* [Prompt 1]: In the rail traffic piece, by what percentage did intermodal volume rise from a year earlier?

National rail is surging on freight the Inland Empire doesn't run on

Citrus Belt Review: For the week ending June 6, the AAR put combined U.S. rail traffic at 521,804 carloads and intermodal units, up 7.8% from a year earlier. The composition matters more than the total. Carloads — the bulk-commodity side, led by grain up 9.2% and metallic ores up 9.1% — rose just 1%. The entire headline gain came from intermodal: 293,728 containers and trailers, up 13.6%. Intermodal is the import-driven side of the ledger, the boxes that move through San Pedro Bay and feed the warehouse economy from Ontario to Moreno Valley.

* [Excerpted records]:
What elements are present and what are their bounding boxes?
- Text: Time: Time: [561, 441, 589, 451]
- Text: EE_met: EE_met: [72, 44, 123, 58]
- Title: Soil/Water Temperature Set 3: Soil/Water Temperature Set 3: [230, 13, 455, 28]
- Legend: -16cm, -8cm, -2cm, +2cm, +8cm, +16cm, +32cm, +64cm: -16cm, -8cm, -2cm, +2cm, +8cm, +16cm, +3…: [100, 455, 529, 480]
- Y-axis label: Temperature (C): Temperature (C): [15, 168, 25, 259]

* [Prompt 2]: Put every line of the listing above into a numbered list, omitting any blank lines.

* [Exercise result 1]: 13.6%

* [Exercise result 2]:
1. What elements are present and what are their bounding boxes?
2. - Text: Time: Time: [561, 441, 589, 451]
3. - Text: EE_met: EE_met: [72, 44, 123, 58]
4. - Title: Soil/Water Temperature Set 3: Soil/Water Temperature Set 3: [230, 13, 455, 28]
5. - Legend: -16cm, -8cm, -2cm, +2cm, +8cm, +16cm, +32cm, +64cm: -16cm, -8cm, -2cm, +2cm, +8cm, +16cm, +3…: [100, 455, 529, 480]
6. - Y-axis label: Temperature (C): Temperature (C): [15, 168, 25, 259]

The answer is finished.